- Objective: Find the lines holding the string "chevron" in the data, then copy all of them.
________
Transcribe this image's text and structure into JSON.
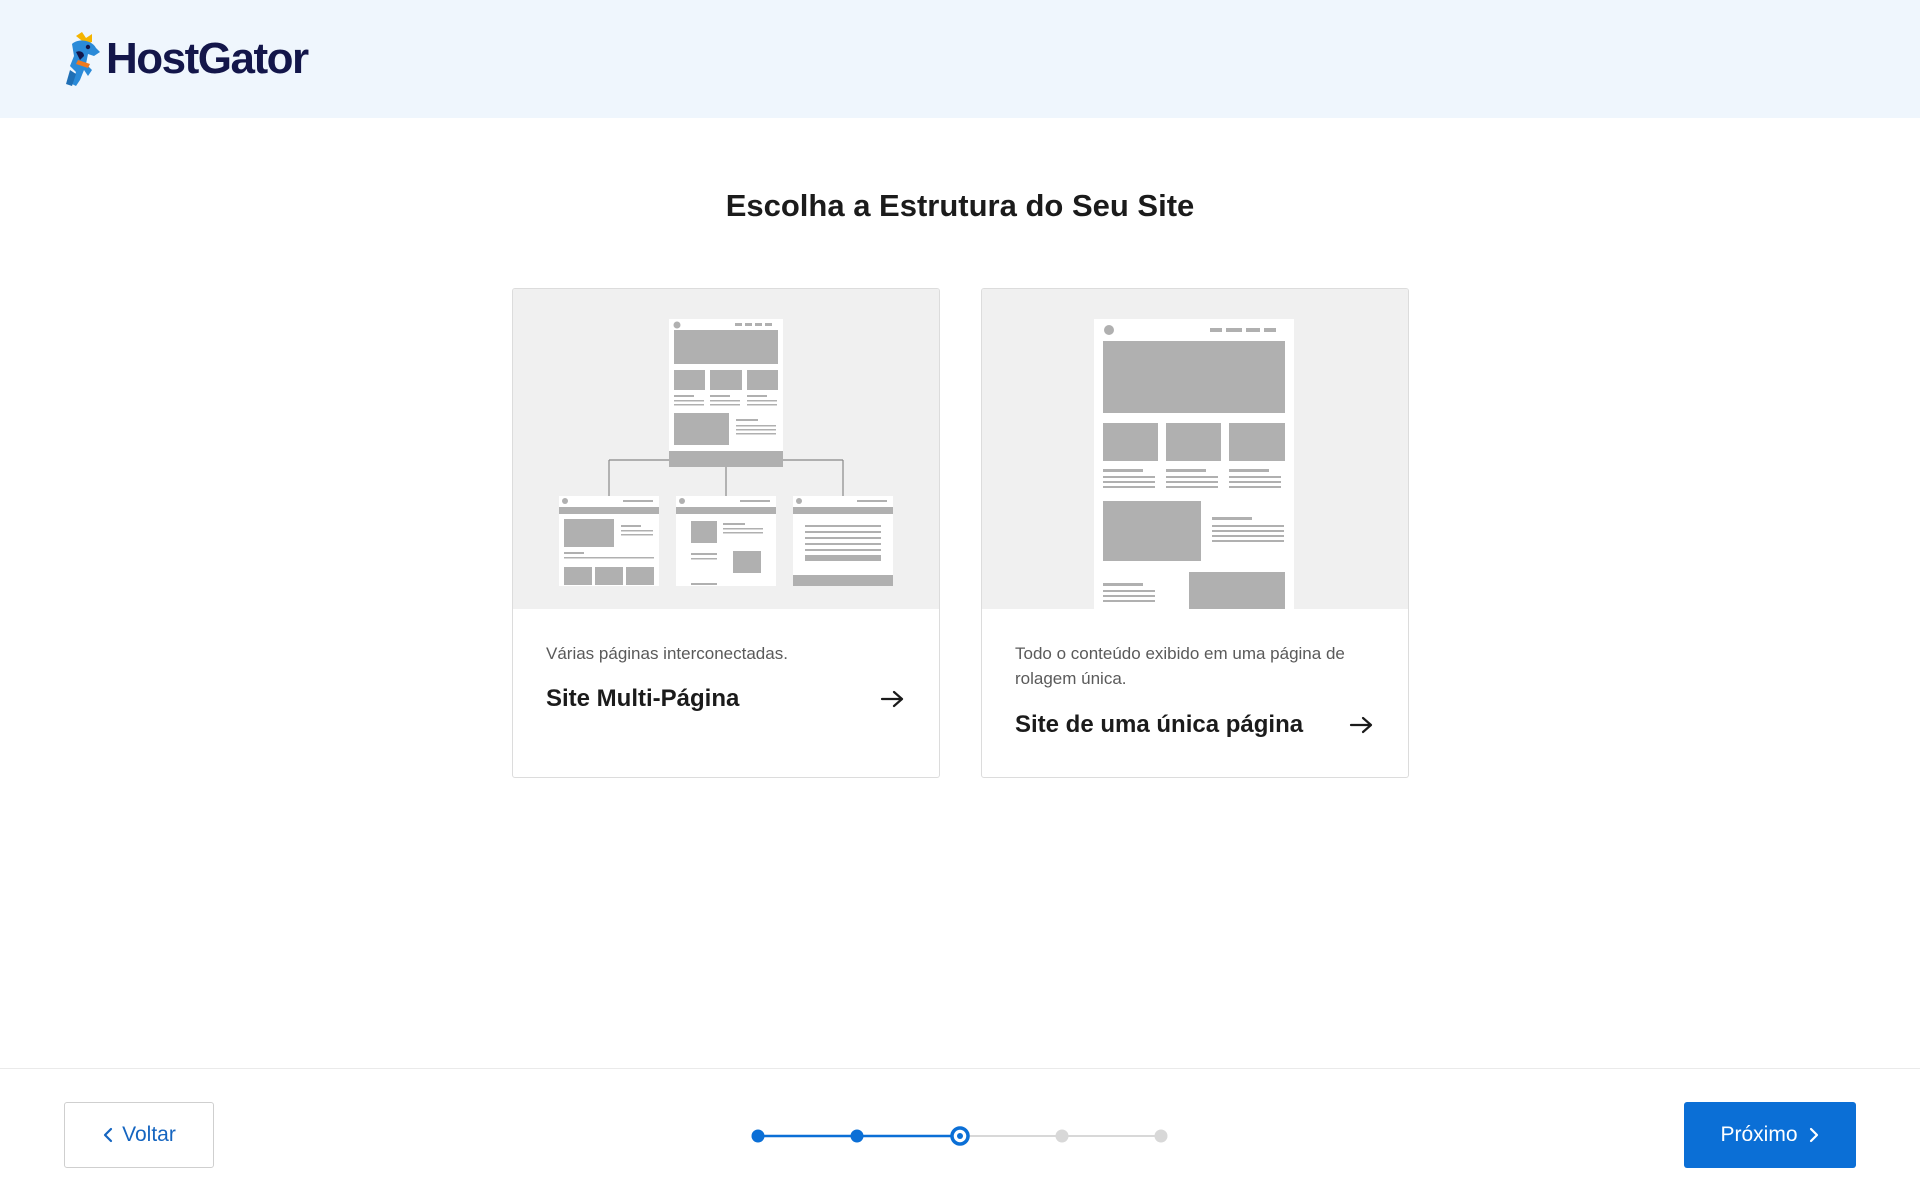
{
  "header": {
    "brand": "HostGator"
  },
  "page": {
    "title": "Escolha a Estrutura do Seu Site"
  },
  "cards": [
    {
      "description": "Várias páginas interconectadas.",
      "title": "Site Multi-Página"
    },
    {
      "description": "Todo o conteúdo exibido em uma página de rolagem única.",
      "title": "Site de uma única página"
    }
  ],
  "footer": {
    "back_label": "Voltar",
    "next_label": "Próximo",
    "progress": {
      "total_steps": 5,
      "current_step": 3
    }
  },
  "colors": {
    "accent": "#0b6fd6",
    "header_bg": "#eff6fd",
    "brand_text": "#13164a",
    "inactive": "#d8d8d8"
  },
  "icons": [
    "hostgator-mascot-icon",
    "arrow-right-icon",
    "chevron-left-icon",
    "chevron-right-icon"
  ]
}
________
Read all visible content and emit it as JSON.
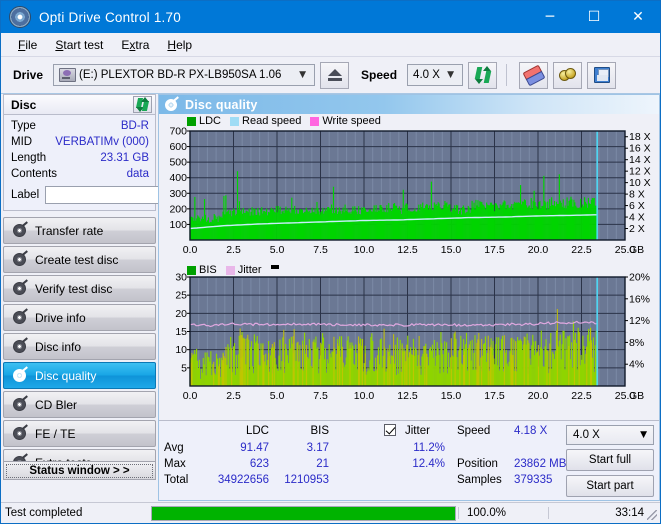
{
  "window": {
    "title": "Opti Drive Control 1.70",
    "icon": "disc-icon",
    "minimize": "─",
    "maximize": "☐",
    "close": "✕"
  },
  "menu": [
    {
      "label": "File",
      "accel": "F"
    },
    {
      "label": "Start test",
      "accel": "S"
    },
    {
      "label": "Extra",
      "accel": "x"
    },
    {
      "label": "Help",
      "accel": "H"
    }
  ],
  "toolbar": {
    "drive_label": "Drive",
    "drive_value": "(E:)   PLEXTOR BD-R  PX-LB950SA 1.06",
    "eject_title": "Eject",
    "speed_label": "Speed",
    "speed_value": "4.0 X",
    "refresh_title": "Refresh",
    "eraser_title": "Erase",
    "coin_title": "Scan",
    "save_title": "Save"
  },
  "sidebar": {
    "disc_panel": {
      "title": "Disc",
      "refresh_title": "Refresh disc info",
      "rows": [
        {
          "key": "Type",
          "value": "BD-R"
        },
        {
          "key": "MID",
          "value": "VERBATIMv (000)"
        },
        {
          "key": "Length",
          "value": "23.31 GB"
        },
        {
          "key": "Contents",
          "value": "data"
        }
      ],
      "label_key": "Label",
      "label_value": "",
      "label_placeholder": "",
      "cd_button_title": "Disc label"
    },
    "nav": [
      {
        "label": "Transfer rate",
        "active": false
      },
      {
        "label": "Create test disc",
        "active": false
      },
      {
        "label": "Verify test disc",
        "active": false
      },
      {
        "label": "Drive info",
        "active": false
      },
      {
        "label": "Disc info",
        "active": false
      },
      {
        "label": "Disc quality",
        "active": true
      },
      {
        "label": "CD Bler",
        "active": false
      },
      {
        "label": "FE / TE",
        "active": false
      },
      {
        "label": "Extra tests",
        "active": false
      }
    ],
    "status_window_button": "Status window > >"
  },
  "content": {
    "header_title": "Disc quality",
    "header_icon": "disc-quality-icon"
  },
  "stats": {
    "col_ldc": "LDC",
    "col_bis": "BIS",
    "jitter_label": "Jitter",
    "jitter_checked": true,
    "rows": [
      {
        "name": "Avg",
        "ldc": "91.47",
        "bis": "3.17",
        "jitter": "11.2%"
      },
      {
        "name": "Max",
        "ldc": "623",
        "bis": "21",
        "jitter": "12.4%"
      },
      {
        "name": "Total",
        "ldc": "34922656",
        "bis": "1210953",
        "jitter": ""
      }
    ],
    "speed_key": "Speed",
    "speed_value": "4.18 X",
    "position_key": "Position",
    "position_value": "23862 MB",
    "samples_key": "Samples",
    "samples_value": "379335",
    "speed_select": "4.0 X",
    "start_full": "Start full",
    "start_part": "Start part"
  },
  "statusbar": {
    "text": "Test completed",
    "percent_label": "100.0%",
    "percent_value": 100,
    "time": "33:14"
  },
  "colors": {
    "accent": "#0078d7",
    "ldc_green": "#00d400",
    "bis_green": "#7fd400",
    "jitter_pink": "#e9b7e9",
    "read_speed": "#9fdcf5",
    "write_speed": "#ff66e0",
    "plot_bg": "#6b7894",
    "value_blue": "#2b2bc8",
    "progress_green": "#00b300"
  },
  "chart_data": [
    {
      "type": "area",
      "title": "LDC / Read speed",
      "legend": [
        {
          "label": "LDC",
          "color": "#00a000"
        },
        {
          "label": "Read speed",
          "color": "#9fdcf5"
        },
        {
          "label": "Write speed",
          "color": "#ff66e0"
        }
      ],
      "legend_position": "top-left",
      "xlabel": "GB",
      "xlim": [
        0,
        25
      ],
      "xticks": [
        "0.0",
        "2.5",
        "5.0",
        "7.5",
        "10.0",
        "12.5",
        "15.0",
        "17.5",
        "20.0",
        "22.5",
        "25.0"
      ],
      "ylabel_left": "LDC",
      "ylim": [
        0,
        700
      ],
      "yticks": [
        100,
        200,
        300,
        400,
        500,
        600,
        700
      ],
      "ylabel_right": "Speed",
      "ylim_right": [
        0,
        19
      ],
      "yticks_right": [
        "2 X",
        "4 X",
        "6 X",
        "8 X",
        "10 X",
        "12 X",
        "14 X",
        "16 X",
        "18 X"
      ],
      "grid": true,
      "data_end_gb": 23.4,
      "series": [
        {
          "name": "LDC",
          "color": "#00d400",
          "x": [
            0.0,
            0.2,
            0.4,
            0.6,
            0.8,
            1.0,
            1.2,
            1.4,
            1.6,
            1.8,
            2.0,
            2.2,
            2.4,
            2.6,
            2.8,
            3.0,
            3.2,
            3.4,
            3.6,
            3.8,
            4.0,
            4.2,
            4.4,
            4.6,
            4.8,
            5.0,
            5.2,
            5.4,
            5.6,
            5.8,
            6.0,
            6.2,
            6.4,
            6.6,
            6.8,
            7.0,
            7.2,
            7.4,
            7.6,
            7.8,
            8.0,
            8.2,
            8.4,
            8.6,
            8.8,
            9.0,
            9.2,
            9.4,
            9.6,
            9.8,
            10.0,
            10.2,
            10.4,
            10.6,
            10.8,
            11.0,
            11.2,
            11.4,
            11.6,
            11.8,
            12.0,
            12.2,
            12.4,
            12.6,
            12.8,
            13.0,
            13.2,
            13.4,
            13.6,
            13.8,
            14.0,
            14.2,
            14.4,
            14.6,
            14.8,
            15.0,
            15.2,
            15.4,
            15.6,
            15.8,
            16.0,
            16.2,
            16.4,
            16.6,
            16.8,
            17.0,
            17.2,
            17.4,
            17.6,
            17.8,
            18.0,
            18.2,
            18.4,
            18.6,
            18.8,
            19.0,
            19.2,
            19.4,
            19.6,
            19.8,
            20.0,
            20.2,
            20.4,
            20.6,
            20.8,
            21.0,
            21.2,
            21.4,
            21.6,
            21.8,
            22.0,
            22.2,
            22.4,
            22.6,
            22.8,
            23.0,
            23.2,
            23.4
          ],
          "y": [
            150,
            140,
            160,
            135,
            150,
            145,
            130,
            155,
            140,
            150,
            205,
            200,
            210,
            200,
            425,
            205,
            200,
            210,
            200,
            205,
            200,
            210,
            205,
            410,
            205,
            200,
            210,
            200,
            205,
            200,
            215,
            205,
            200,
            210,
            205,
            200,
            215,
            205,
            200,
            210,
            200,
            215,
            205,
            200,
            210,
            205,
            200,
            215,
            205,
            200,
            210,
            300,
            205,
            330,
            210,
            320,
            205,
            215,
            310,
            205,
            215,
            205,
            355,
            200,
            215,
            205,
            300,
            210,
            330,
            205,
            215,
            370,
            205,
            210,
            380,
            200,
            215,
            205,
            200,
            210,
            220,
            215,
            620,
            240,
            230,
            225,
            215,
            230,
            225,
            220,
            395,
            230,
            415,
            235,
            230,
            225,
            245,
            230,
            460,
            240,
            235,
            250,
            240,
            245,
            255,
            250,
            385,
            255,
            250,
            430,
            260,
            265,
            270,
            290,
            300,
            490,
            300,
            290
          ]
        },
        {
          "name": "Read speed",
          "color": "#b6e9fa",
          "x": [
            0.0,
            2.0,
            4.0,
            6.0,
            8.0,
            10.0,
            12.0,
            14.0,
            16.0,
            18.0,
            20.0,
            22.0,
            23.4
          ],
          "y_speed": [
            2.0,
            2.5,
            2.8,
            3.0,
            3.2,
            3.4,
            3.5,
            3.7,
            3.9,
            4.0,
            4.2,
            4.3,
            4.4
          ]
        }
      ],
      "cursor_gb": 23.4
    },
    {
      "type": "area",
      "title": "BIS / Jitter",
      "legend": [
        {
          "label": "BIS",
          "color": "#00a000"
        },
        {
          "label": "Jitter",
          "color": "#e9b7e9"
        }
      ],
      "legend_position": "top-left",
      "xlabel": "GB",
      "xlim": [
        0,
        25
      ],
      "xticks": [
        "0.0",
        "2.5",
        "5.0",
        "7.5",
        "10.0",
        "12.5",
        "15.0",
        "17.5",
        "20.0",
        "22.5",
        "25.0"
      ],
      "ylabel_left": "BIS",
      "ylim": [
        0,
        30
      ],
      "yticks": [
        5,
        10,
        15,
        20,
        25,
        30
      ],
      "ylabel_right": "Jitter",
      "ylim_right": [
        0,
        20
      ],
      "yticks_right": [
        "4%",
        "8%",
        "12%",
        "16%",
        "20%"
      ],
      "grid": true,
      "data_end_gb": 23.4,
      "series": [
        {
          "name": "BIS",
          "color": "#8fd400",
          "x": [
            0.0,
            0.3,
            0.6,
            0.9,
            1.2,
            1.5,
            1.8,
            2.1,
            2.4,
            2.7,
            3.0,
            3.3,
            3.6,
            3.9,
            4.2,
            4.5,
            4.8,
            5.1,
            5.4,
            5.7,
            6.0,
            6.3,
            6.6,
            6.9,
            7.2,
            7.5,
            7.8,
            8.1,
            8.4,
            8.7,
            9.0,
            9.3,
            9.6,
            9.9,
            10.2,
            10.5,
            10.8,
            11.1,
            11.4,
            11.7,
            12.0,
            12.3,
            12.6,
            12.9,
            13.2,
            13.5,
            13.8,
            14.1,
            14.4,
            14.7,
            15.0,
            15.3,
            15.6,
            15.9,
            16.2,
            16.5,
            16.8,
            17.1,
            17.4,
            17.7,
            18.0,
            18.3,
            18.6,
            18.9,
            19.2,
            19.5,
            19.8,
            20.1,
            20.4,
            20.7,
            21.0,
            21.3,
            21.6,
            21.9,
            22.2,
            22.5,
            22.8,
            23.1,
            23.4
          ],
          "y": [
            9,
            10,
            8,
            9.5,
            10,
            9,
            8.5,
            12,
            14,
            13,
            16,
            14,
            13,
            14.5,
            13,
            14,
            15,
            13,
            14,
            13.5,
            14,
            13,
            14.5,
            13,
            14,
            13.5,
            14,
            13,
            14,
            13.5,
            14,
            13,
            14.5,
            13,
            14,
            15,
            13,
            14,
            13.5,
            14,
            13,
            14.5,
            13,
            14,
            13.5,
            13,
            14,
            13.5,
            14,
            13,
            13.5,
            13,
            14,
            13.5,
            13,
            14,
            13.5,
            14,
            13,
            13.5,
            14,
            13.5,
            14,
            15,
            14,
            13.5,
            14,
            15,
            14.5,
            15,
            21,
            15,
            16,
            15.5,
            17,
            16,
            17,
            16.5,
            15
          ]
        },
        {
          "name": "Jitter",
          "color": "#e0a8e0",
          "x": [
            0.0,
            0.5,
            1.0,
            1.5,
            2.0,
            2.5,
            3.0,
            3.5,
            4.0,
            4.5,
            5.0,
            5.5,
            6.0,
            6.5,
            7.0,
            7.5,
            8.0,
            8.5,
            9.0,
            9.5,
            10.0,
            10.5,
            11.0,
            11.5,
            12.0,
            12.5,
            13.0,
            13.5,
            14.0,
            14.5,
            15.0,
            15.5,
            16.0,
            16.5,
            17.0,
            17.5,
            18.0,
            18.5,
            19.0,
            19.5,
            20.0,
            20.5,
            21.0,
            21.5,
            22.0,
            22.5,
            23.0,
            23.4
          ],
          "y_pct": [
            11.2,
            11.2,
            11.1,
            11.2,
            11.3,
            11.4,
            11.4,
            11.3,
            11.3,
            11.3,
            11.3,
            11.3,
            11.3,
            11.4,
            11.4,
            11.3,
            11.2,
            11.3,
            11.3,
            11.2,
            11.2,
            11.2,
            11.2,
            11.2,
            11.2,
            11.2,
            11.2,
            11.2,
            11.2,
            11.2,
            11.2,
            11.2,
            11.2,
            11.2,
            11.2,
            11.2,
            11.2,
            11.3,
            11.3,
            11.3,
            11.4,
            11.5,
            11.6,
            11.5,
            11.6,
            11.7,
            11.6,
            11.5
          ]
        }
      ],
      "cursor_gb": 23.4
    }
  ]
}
________
- Task result:
    "chevron-left-icon",
    "chevron-right-icon"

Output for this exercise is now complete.